> **Stated task**:
Write out every record in full, exactly as written, please.

> **Data provided**:
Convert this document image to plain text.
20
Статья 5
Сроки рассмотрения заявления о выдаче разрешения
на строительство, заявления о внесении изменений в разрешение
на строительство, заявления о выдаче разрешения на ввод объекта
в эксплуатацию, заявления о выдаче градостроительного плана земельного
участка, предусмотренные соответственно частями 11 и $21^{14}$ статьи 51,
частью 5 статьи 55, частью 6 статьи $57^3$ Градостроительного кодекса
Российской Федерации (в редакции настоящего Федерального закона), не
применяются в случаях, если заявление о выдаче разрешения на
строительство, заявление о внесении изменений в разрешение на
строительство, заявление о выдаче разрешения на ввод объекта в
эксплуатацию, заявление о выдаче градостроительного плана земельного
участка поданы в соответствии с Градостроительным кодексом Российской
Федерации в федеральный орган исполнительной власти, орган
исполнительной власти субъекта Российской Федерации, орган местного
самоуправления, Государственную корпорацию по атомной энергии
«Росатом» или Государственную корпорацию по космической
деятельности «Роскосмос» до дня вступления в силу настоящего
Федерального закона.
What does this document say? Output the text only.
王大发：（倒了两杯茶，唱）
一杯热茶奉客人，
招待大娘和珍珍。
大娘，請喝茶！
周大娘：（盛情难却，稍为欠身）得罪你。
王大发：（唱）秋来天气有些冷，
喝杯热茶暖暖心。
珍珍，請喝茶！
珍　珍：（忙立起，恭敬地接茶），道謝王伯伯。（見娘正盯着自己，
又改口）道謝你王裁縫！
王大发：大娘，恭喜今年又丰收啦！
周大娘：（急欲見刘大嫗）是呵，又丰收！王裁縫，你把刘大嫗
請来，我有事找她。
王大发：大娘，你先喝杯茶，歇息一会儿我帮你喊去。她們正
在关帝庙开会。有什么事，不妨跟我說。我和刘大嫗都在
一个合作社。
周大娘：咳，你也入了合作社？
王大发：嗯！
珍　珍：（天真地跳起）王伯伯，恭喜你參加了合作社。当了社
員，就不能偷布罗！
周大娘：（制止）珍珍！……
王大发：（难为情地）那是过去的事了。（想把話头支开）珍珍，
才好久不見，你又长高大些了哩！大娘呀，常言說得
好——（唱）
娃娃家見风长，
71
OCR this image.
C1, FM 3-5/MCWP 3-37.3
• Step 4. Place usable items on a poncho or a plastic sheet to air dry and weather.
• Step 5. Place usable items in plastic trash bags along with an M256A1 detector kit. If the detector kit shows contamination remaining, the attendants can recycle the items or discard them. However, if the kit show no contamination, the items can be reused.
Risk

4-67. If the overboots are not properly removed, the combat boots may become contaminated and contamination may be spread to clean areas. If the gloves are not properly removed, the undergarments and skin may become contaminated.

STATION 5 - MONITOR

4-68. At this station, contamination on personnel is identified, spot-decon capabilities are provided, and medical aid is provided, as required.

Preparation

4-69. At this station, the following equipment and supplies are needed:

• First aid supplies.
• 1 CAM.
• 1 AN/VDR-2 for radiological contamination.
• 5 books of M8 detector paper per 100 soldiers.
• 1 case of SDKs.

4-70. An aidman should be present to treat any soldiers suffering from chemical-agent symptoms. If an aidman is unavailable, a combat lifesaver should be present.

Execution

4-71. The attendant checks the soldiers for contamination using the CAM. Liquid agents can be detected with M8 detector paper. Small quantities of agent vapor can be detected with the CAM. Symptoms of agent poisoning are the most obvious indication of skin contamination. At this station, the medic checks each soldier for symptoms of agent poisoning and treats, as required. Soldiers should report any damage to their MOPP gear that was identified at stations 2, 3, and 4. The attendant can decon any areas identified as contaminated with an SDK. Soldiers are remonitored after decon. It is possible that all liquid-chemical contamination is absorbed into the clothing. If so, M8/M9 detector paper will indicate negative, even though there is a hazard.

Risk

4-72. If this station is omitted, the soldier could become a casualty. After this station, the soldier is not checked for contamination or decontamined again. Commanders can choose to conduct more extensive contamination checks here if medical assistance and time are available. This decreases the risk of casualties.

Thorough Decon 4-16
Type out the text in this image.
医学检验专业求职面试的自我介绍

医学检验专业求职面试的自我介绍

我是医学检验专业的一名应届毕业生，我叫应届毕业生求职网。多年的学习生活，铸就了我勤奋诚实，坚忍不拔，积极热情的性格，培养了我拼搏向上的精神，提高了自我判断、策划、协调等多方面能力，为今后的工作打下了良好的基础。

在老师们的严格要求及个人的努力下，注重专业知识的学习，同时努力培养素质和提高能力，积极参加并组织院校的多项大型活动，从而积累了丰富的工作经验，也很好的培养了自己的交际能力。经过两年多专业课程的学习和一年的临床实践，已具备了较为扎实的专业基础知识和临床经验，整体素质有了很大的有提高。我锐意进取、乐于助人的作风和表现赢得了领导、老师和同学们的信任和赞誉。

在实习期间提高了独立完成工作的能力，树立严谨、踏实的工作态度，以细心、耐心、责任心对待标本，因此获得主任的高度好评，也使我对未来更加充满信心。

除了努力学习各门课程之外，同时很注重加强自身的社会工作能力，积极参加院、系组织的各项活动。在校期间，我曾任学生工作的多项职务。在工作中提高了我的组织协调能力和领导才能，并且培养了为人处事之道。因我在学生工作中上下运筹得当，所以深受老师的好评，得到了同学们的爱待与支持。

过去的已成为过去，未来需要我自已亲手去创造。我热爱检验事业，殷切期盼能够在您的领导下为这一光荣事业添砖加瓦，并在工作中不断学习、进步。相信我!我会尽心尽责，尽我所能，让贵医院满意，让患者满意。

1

> **In response**:
Convert this document image to plain text.
20
Статья 5
Сроки рассмотрения заявления о выдаче разрешения
на строительство, заявления о внесении изменений в разрешение
на строительство, заявления о выдаче разрешения на ввод объекта
в эксплуатацию, заявления о выдаче градостроительного плана земельного
участка, предусмотренные соответственно частями 11 и $21^{14}$ статьи 51,
частью 5 статьи 55, частью 6 статьи $57^3$ Градостроительного кодекса
Российской Федерации (в редакции настоящего Федерального закона), не
применяются в случаях, если заявление о выдаче разрешения на
строительство, заявление о внесении изменений в разрешение на
строительство, заявление о выдаче разрешения на ввод объекта в
эксплуатацию, заявление о выдаче градостроительного плана земельного
участка поданы в соответствии с Градостроительным кодексом Российской
Федерации в федеральный орган исполнительной власти, орган
исполнительной власти субъекта Российской Федерации, орган местного
самоуправления, Государственную корпорацию по атомной энергии
«Росатом» или Государственную корпорацию по космической
деятельности «Роскосмос» до дня вступления в силу настоящего
Федерального закона.
What does this document say? Output the text only.
王大发：（倒了两杯茶，唱）
一杯热茶奉客人，
招待大娘和珍珍。
大娘，請喝茶！
周大娘：（盛情难却，稍为欠身）得罪你。
王大发：（唱）秋来天气有些冷，
喝杯热茶暖暖心。
珍珍，請喝茶！
珍　珍：（忙立起，恭敬地接茶），道謝王伯伯。（見娘正盯着自己，
又改口）道謝你王裁縫！
王大发：大娘，恭喜今年又丰收啦！
周大娘：（急欲見刘大嫗）是呵，又丰收！王裁縫，你把刘大嫗
請来，我有事找她。
王大发：大娘，你先喝杯茶，歇息一会儿我帮你喊去。她們正
在关帝庙开会。有什么事，不妨跟我說。我和刘大嫗都在
一个合作社。
周大娘：咳，你也入了合作社？
王大发：嗯！
珍　珍：（天真地跳起）王伯伯，恭喜你參加了合作社。当了社
員，就不能偷布罗！
周大娘：（制止）珍珍！……
王大发：（难为情地）那是过去的事了。（想把話头支开）珍珍，
才好久不見，你又长高大些了哩！大娘呀，常言說得
好——（唱）
娃娃家見风长，
71
OCR this image.
C1, FM 3-5/MCWP 3-37.3
• Step 4. Place usable items on a poncho or a plastic sheet to air dry and weather.
• Step 5. Place usable items in plastic trash bags along with an M256A1 detector kit. If the detector kit shows contamination remaining, the attendants can recycle the items or discard them. However, if the kit show no contamination, the items can be reused.
Risk

4-67. If the overboots are not properly removed, the combat boots may become contaminated and contamination may be spread to clean areas. If the gloves are not properly removed, the undergarments and skin may become contaminated.

STATION 5 - MONITOR

4-68. At this station, contamination on personnel is identified, spot-decon capabilities are provided, and medical aid is provided, as required.

Preparation

4-69. At this station, the following equipment and supplies are needed:

• First aid supplies.
• 1 CAM.
• 1 AN/VDR-2 for radiological contamination.
• 5 books of M8 detector paper per 100 soldiers.
• 1 case of SDKs.

4-70. An aidman should be present to treat any soldiers suffering from chemical-agent symptoms. If an aidman is unavailable, a combat lifesaver should be present.

Execution

4-71. The attendant checks the soldiers for contamination using the CAM. Liquid agents can be detected with M8 detector paper. Small quantities of agent vapor can be detected with the CAM. Symptoms of agent poisoning are the most obvious indication of skin contamination. At this station, the medic checks each soldier for symptoms of agent poisoning and treats, as required. Soldiers should report any damage to their MOPP gear that was identified at stations 2, 3, and 4. The attendant can decon any areas identified as contaminated with an SDK. Soldiers are remonitored after decon. It is possible that all liquid-chemical contamination is absorbed into the clothing. If so, M8/M9 detector paper will indicate negative, even though there is a hazard.

Risk

4-72. If this station is omitted, the soldier could become a casualty. After this station, the soldier is not checked for contamination or decontamined again. Commanders can choose to conduct more extensive contamination checks here if medical assistance and time are available. This decreases the risk of casualties.

Thorough Decon 4-16
Type out the text in this image.
医学检验专业求职面试的自我介绍

医学检验专业求职面试的自我介绍

我是医学检验专业的一名应届毕业生，我叫应届毕业生求职网。多年的学习生活，铸就了我勤奋诚实，坚忍不拔，积极热情的性格，培养了我拼搏向上的精神，提高了自我判断、策划、协调等多方面能力，为今后的工作打下了良好的基础。

在老师们的严格要求及个人的努力下，注重专业知识的学习，同时努力培养素质和提高能力，积极参加并组织院校的多项大型活动，从而积累了丰富的工作经验，也很好的培养了自己的交际能力。经过两年多专业课程的学习和一年的临床实践，已具备了较为扎实的专业基础知识和临床经验，整体素质有了很大的有提高。我锐意进取、乐于助人的作风和表现赢得了领导、老师和同学们的信任和赞誉。

在实习期间提高了独立完成工作的能力，树立严谨、踏实的工作态度，以细心、耐心、责任心对待标本，因此获得主任的高度好评，也使我对未来更加充满信心。

除了努力学习各门课程之外，同时很注重加强自身的社会工作能力，积极参加院、系组织的各项活动。在校期间，我曾任学生工作的多项职务。在工作中提高了我的组织协调能力和领导才能，并且培养了为人处事之道。因我在学生工作中上下运筹得当，所以深受老师的好评，得到了同学们的爱待与支持。

过去的已成为过去，未来需要我自已亲手去创造。我热爱检验事业，殷切期盼能够在您的领导下为这一光荣事业添砖加瓦，并在工作中不断学习、进步。相信我!我会尽心尽责，尽我所能，让贵医院满意，让患者满意。

1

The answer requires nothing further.